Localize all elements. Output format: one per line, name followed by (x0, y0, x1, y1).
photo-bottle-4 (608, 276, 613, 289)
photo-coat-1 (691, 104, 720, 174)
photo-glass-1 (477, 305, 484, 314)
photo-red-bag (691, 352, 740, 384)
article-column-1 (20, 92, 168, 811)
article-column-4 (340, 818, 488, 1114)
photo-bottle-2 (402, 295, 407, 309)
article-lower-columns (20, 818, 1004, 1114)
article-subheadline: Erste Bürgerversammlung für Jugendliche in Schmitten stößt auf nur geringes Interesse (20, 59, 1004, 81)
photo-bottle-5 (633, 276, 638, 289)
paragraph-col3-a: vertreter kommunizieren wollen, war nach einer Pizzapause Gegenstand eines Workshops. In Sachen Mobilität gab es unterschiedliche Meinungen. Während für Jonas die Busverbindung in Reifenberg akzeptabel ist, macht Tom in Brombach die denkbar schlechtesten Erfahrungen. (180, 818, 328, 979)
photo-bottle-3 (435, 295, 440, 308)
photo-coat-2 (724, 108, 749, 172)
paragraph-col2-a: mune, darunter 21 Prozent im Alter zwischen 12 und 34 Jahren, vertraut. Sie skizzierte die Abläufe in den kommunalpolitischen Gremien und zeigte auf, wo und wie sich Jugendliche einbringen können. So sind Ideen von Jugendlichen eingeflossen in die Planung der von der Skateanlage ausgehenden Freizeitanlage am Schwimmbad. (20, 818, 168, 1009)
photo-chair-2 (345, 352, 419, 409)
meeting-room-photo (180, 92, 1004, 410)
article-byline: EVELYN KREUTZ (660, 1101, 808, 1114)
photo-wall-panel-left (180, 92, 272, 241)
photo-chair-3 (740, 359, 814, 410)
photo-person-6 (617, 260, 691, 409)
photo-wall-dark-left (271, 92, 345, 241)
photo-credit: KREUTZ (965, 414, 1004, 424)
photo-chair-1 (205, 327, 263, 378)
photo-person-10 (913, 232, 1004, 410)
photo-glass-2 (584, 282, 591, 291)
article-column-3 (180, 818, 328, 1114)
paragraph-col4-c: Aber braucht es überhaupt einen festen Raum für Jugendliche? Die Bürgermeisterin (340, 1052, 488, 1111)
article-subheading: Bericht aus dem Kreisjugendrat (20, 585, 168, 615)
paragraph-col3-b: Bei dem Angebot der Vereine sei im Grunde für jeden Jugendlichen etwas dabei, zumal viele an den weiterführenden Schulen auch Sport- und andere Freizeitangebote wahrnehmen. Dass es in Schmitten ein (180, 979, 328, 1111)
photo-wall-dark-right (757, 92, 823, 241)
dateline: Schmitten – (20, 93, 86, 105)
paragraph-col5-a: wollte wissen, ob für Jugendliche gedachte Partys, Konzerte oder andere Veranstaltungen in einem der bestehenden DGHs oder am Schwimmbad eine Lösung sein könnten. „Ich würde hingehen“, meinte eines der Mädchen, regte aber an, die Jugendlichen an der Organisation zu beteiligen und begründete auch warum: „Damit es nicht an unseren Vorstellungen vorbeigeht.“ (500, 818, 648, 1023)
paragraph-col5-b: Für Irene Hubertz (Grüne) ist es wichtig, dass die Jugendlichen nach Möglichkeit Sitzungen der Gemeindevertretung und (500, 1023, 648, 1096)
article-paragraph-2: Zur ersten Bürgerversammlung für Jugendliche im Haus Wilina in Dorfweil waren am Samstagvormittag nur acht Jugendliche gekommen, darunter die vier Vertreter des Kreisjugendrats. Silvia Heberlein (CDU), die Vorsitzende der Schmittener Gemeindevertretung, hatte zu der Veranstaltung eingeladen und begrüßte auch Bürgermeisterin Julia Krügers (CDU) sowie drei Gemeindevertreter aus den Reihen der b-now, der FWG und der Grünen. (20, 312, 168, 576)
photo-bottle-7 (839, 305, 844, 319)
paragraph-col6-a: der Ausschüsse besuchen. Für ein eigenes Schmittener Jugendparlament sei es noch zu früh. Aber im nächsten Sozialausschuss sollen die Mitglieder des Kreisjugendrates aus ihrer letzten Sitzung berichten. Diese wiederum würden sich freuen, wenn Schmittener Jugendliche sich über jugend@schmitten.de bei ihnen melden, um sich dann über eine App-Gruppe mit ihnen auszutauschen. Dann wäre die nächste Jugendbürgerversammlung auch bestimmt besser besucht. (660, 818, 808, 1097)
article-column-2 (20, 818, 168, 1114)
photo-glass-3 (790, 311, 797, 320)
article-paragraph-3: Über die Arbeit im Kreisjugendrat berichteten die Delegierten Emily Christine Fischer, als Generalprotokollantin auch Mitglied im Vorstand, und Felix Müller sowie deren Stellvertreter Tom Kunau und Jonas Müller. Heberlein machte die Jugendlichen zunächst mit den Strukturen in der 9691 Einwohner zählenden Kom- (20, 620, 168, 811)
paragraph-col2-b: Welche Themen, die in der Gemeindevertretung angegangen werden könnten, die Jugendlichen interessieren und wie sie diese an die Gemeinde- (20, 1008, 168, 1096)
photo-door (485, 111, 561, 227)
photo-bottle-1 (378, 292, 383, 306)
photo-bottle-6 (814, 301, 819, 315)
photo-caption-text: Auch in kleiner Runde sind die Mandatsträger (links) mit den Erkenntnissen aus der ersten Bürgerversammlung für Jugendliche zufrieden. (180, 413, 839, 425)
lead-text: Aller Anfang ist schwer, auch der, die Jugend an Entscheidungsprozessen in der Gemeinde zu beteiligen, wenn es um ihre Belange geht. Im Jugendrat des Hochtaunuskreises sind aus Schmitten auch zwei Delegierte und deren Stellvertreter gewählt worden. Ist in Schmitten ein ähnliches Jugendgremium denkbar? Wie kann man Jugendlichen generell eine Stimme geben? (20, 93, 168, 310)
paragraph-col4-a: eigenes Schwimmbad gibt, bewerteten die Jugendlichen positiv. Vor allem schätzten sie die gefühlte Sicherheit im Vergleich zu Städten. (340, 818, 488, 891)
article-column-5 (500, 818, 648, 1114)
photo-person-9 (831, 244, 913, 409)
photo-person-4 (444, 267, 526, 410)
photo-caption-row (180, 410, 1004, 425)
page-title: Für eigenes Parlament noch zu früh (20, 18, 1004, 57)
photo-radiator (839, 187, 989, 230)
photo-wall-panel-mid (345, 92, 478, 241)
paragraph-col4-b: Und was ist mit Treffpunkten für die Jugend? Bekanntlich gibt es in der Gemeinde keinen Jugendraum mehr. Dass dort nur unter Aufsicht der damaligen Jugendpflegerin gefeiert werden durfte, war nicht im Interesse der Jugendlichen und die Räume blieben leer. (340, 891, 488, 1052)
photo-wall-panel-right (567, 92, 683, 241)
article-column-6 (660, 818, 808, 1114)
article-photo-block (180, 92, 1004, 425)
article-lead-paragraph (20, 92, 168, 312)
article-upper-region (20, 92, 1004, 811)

────────────────

Return each line above exactly as it appears.

Localize all elements. Output format: one per line, name followed by (x0, y0, x1, y1).
photo-bottle-4 (608, 276, 613, 289)
photo-coat-1 (691, 104, 720, 174)
photo-glass-1 (477, 305, 484, 314)
photo-red-bag (691, 352, 740, 384)
article-column-1 (20, 92, 168, 811)
article-column-4 (340, 818, 488, 1114)
photo-bottle-2 (402, 295, 407, 309)
article-lower-columns (20, 818, 1004, 1114)
article-subheadline: Erste Bürgerversammlung für Jugendliche in Schmitten stößt auf nur geringes Interesse (20, 59, 1004, 81)
photo-bottle-5 (633, 276, 638, 289)
paragraph-col3-a: vertreter kommunizieren wollen, war nach einer Pizzapause Gegenstand eines Workshops. In Sachen Mobilität gab es unterschiedliche Meinungen. Während für Jonas die Busverbindung in Reifenberg akzeptabel ist, macht Tom in Brombach die denkbar schlechtesten Erfahrungen. (180, 818, 328, 979)
photo-bottle-3 (435, 295, 440, 308)
photo-coat-2 (724, 108, 749, 172)
paragraph-col2-a: mune, darunter 21 Prozent im Alter zwischen 12 und 34 Jahren, vertraut. Sie skizzierte die Abläufe in den kommunalpolitischen Gremien und zeigte auf, wo und wie sich Jugendliche einbringen können. So sind Ideen von Jugendlichen eingeflossen in die Planung der von der Skateanlage ausgehenden Freizeitanlage am Schwimmbad. (20, 818, 168, 1009)
photo-chair-2 (345, 352, 419, 409)
meeting-room-photo (180, 92, 1004, 410)
article-byline: EVELYN KREUTZ (660, 1101, 808, 1114)
photo-wall-panel-left (180, 92, 272, 241)
photo-chair-3 (740, 359, 814, 410)
photo-person-6 (617, 260, 691, 409)
photo-wall-dark-left (271, 92, 345, 241)
photo-credit: KREUTZ (965, 414, 1004, 424)
photo-chair-1 (205, 327, 263, 378)
photo-person-10 (913, 232, 1004, 410)
photo-glass-2 (584, 282, 591, 291)
article-column-3 (180, 818, 328, 1114)
paragraph-col4-c: Aber braucht es überhaupt einen festen Raum für Jugendliche? Die Bürgermeisterin (340, 1052, 488, 1111)
article-subheading: Bericht aus dem Kreisjugendrat (20, 585, 168, 615)
paragraph-col3-b: Bei dem Angebot der Vereine sei im Grunde für jeden Jugendlichen etwas dabei, zumal viele an den weiterführenden Schulen auch Sport- und andere Freizeitangebote wahrnehmen. Dass es in Schmitten ein (180, 979, 328, 1111)
photo-wall-dark-right (757, 92, 823, 241)
dateline: Schmitten – (20, 93, 86, 105)
paragraph-col5-a: wollte wissen, ob für Jugendliche gedachte Partys, Konzerte oder andere Veranstaltungen in einem der bestehenden DGHs oder am Schwimmbad eine Lösung sein könnten. „Ich würde hingehen“, meinte eines der Mädchen, regte aber an, die Jugendlichen an der Organisation zu beteiligen und begründete auch warum: „Damit es nicht an unseren Vorstellungen vorbeigeht.“ (500, 818, 648, 1023)
paragraph-col5-b: Für Irene Hubertz (Grüne) ist es wichtig, dass die Jugendlichen nach Möglichkeit Sitzungen der Gemeindevertretung und (500, 1023, 648, 1096)
article-paragraph-2: Zur ersten Bürgerversammlung für Jugendliche im Haus Wilina in Dorfweil waren am Samstagvormittag nur acht Jugendliche gekommen, darunter die vier Vertreter des Kreisjugendrats. Silvia Heberlein (CDU), die Vorsitzende der Schmittener Gemeindevertretung, hatte zu der Veranstaltung eingeladen und begrüßte auch Bürgermeisterin Julia Krügers (CDU) sowie drei Gemeindevertreter aus den Reihen der b-now, der FWG und der Grünen. (20, 312, 168, 576)
photo-bottle-7 (839, 305, 844, 319)
paragraph-col6-a: der Ausschüsse besuchen. Für ein eigenes Schmittener Jugendparlament sei es noch zu früh. Aber im nächsten Sozialausschuss sollen die Mitglieder des Kreisjugendrates aus ihrer letzten Sitzung berichten. Diese wiederum würden sich freuen, wenn Schmittener Jugendliche sich über jugend@schmitten.de bei ihnen melden, um sich dann über eine App-Gruppe mit ihnen auszutauschen. Dann wäre die nächste Jugendbürgerversammlung auch bestimmt besser besucht. (660, 818, 808, 1097)
article-column-2 (20, 818, 168, 1114)
photo-glass-3 (790, 311, 797, 320)
article-paragraph-3: Über die Arbeit im Kreisjugendrat berichteten die Delegierten Emily Christine Fischer, als Generalprotokollantin auch Mitglied im Vorstand, und Felix Müller sowie deren Stellvertreter Tom Kunau und Jonas Müller. Heberlein machte die Jugendlichen zunächst mit den Strukturen in der 9691 Einwohner zählenden Kom- (20, 620, 168, 811)
paragraph-col2-b: Welche Themen, die in der Gemeindevertretung angegangen werden könnten, die Jugendlichen interessieren und wie sie diese an die Gemeinde- (20, 1008, 168, 1096)
photo-door (485, 111, 561, 227)
photo-bottle-1 (378, 292, 383, 306)
photo-bottle-6 (814, 301, 819, 315)
photo-caption-text: Auch in kleiner Runde sind die Mandatsträger (links) mit den Erkenntnissen aus der ersten Bürgerversammlung für Jugendliche zufrieden. (180, 413, 839, 425)
lead-text: Aller Anfang ist schwer, auch der, die Jugend an Entscheidungsprozessen in der Gemeinde zu beteiligen, wenn es um ihre Belange geht. Im Jugendrat des Hochtaunuskreises sind aus Schmitten auch zwei Delegierte und deren Stellvertreter gewählt worden. Ist in Schmitten ein ähnliches Jugendgremium denkbar? Wie kann man Jugendlichen generell eine Stimme geben? (20, 93, 168, 310)
paragraph-col4-a: eigenes Schwimmbad gibt, bewerteten die Jugendlichen positiv. Vor allem schätzten sie die gefühlte Sicherheit im Vergleich zu Städten. (340, 818, 488, 891)
article-column-5 (500, 818, 648, 1114)
photo-person-9 (831, 244, 913, 409)
photo-person-4 (444, 267, 526, 410)
photo-caption-row (180, 410, 1004, 425)
page-title: Für eigenes Parlament noch zu früh (20, 18, 1004, 57)
photo-radiator (839, 187, 989, 230)
photo-wall-panel-mid (345, 92, 478, 241)
paragraph-col4-b: Und was ist mit Treffpunkten für die Jugend? Bekanntlich gibt es in der Gemeinde keinen Jugendraum mehr. Dass dort nur unter Aufsicht der damaligen Jugendpflegerin gefeiert werden durfte, war nicht im Interesse der Jugendlichen und die Räume blieben leer. (340, 891, 488, 1052)
photo-wall-panel-right (567, 92, 683, 241)
article-column-6 (660, 818, 808, 1114)
article-photo-block (180, 92, 1004, 425)
article-lead-paragraph (20, 92, 168, 312)
article-upper-region (20, 92, 1004, 811)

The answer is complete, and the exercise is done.